## YOUR OBJECTIVE
Pick out each line of the records in which the word "things" appears.

## RECORDS

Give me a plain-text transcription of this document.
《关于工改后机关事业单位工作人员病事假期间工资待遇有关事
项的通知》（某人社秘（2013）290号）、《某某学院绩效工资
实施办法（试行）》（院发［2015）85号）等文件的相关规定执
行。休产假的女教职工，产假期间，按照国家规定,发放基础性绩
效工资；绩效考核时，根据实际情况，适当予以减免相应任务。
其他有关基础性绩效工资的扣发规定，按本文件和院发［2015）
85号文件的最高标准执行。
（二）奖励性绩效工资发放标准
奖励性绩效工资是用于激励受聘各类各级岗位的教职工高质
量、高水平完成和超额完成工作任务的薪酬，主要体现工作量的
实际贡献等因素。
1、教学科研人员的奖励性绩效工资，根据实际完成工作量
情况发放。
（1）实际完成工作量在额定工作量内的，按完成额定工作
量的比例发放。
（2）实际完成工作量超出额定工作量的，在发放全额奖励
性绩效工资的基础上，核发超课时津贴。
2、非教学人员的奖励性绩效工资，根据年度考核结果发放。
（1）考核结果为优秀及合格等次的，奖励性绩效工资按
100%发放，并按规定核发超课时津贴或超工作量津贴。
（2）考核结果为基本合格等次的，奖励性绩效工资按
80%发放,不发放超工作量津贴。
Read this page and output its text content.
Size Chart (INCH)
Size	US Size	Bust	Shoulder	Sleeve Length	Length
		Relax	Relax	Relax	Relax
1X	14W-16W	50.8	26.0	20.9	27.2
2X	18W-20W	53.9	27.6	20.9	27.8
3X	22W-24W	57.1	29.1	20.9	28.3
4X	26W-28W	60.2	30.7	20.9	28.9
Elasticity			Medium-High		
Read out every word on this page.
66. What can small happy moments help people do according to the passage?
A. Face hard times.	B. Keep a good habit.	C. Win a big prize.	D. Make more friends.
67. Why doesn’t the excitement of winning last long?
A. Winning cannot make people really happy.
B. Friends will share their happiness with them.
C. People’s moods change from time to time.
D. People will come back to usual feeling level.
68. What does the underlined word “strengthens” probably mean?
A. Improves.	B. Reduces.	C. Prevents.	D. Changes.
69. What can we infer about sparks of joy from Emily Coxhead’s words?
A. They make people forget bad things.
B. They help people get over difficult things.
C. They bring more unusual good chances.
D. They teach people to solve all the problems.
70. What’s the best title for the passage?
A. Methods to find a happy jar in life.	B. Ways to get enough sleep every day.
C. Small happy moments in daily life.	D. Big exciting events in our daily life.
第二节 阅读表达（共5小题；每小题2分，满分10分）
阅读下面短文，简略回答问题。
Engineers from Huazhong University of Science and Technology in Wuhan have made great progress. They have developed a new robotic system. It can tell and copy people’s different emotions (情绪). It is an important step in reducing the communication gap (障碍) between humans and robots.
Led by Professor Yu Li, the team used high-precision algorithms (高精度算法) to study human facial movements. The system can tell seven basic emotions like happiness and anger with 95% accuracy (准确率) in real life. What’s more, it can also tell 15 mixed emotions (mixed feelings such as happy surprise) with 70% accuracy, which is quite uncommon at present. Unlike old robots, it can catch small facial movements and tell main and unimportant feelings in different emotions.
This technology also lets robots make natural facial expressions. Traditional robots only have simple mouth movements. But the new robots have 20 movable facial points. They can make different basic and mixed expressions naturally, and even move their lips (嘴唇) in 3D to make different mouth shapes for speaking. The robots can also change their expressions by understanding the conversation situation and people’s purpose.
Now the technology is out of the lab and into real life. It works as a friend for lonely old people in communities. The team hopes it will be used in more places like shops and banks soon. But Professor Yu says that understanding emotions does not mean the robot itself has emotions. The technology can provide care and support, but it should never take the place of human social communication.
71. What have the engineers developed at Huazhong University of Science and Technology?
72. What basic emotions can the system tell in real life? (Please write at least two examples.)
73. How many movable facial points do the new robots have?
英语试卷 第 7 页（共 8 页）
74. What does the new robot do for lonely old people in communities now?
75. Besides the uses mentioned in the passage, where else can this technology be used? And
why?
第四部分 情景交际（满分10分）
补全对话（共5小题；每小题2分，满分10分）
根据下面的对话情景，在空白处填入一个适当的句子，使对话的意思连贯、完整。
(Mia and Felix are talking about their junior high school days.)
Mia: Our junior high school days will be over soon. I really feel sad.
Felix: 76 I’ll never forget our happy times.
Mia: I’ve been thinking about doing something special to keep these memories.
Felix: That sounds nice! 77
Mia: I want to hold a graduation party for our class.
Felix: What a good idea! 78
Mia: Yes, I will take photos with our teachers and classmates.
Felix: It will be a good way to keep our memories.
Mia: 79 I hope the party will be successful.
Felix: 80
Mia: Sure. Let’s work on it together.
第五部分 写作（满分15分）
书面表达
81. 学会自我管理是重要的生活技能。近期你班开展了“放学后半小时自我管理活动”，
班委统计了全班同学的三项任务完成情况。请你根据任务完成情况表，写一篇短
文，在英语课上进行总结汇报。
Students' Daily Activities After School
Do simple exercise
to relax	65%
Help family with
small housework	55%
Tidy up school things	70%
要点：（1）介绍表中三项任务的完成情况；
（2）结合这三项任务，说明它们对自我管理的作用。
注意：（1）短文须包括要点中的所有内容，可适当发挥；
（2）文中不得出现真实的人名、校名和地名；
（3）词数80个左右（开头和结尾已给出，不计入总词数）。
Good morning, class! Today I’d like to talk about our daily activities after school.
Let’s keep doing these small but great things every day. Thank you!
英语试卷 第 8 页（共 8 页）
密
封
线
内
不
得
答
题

## CORRECT RESULT
A. They make people forget bad things.
B. They help people get over difficult things.
Tidy up school things	70%
Let’s keep doing these small but great things every day. Thank you!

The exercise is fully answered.